* [Goal]: Examine the entries and show every line in which the word "this" is found.

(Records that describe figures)
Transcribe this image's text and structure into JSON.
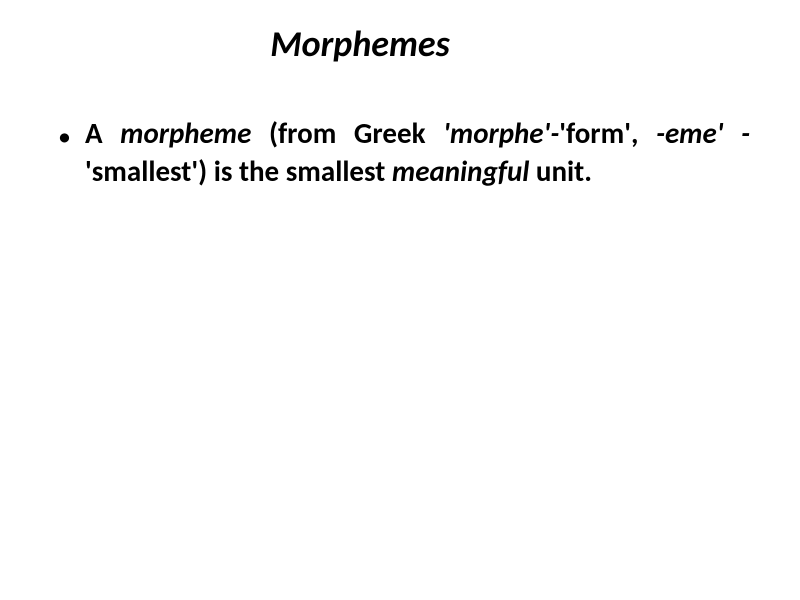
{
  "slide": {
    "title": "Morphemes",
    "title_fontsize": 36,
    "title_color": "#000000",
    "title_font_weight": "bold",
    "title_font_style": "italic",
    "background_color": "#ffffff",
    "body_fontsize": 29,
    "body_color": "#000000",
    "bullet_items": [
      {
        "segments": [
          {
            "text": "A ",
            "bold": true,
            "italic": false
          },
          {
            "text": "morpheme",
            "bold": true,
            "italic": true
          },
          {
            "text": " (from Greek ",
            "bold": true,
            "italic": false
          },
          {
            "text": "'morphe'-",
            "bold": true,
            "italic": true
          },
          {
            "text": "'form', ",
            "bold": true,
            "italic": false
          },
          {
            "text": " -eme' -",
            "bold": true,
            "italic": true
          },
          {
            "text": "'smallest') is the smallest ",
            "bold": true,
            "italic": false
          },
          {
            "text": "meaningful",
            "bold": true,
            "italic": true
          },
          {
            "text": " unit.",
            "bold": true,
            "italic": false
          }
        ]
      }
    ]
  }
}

* * *

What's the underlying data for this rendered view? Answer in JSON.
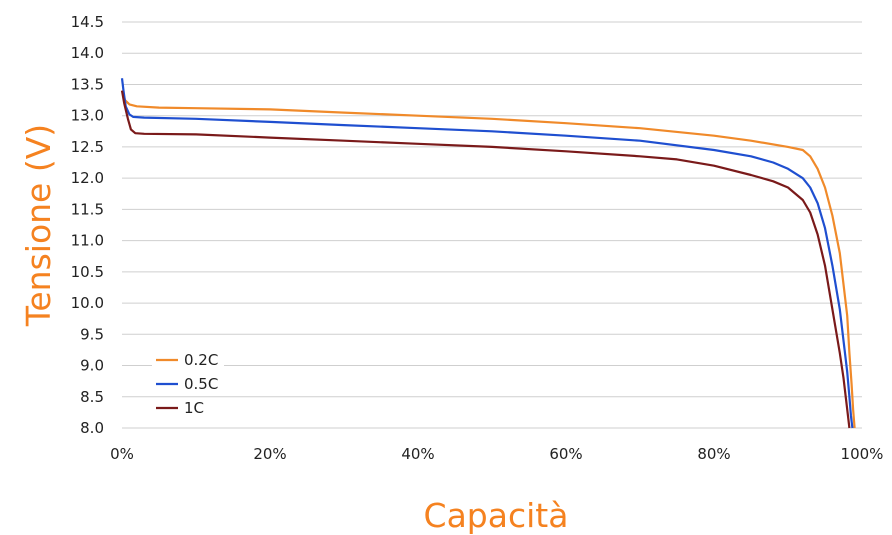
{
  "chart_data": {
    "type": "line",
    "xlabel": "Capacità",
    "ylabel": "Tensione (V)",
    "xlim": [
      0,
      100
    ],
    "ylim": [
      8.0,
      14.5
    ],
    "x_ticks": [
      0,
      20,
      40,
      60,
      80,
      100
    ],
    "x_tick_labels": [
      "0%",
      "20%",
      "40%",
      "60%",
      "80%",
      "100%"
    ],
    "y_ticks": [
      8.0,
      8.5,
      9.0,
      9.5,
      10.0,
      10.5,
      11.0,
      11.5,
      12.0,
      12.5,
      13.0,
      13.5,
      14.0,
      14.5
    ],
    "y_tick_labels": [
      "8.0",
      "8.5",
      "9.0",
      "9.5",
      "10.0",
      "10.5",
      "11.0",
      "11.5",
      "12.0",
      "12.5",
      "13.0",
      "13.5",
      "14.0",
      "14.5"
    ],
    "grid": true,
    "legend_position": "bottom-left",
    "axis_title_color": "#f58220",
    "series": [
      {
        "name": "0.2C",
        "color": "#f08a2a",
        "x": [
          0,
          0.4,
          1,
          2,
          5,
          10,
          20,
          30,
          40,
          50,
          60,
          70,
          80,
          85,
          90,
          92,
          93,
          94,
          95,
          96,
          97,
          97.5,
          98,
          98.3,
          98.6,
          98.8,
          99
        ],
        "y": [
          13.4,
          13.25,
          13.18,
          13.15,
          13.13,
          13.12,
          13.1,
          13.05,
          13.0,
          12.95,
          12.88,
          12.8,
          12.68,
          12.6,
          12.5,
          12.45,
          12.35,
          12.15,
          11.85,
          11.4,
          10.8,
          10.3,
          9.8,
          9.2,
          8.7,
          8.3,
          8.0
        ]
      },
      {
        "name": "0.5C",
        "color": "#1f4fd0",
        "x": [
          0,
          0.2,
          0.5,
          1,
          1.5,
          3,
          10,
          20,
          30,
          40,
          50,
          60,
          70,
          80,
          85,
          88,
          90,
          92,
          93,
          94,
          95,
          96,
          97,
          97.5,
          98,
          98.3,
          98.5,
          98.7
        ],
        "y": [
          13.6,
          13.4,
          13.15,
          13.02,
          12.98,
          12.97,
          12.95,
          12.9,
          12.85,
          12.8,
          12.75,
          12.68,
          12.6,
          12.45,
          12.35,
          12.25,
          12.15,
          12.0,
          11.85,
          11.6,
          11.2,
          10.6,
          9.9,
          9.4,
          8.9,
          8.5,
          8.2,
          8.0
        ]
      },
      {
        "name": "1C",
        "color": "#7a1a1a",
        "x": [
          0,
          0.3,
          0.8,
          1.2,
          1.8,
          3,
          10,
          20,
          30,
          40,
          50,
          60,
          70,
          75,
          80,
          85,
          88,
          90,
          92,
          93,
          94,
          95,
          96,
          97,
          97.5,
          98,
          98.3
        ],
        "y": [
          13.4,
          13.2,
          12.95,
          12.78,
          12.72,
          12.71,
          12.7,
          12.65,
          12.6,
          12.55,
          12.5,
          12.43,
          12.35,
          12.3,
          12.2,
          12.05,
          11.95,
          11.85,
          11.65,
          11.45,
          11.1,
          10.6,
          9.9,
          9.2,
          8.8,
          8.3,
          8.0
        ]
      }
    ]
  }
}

==

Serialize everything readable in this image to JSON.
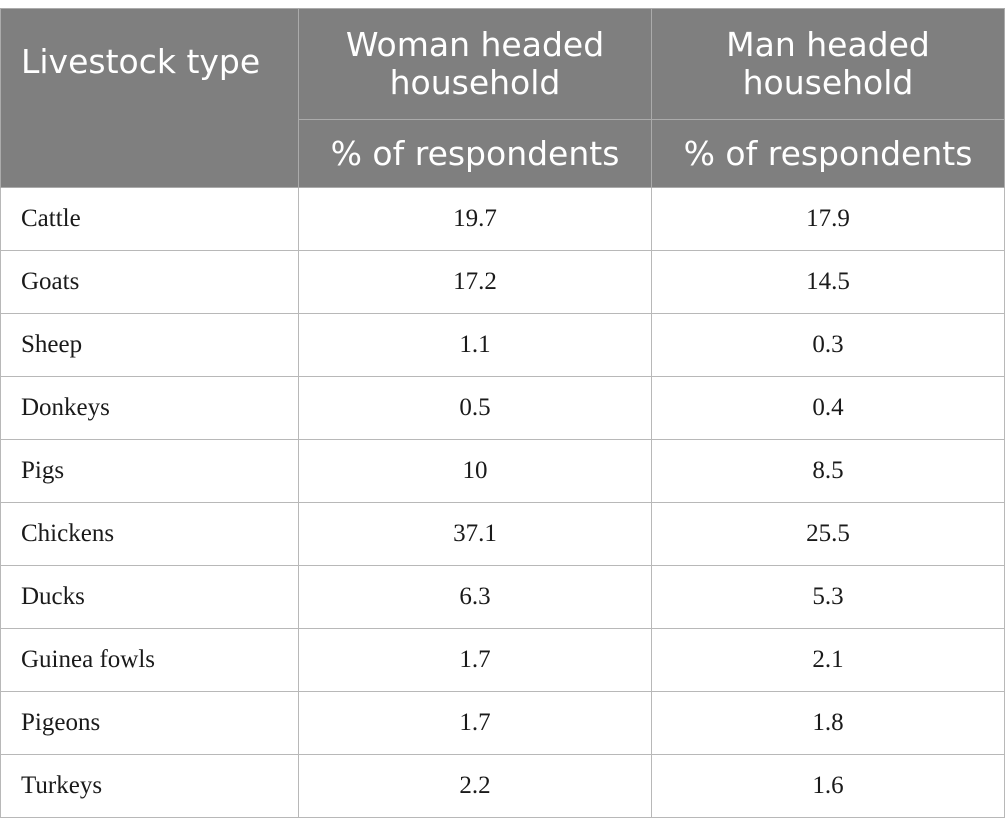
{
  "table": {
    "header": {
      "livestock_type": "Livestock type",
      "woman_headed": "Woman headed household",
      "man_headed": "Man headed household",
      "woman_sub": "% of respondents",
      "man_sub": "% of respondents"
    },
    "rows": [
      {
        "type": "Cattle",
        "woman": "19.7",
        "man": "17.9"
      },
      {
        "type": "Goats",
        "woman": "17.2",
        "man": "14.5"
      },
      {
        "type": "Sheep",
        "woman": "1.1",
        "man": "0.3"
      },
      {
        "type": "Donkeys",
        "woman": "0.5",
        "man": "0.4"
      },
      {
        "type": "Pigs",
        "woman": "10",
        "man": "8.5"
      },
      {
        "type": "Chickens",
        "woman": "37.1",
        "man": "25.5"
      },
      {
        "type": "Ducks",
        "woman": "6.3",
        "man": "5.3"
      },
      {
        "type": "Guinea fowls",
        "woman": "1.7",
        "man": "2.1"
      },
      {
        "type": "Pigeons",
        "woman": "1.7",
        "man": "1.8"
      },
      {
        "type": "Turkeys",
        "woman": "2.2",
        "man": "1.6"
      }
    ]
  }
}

* [Response]:
Transcribe this image's text and structure into JSON.
What's the underlying data for this rendered view? Answer in JSON.
Serialize everything readable in this image to JSON.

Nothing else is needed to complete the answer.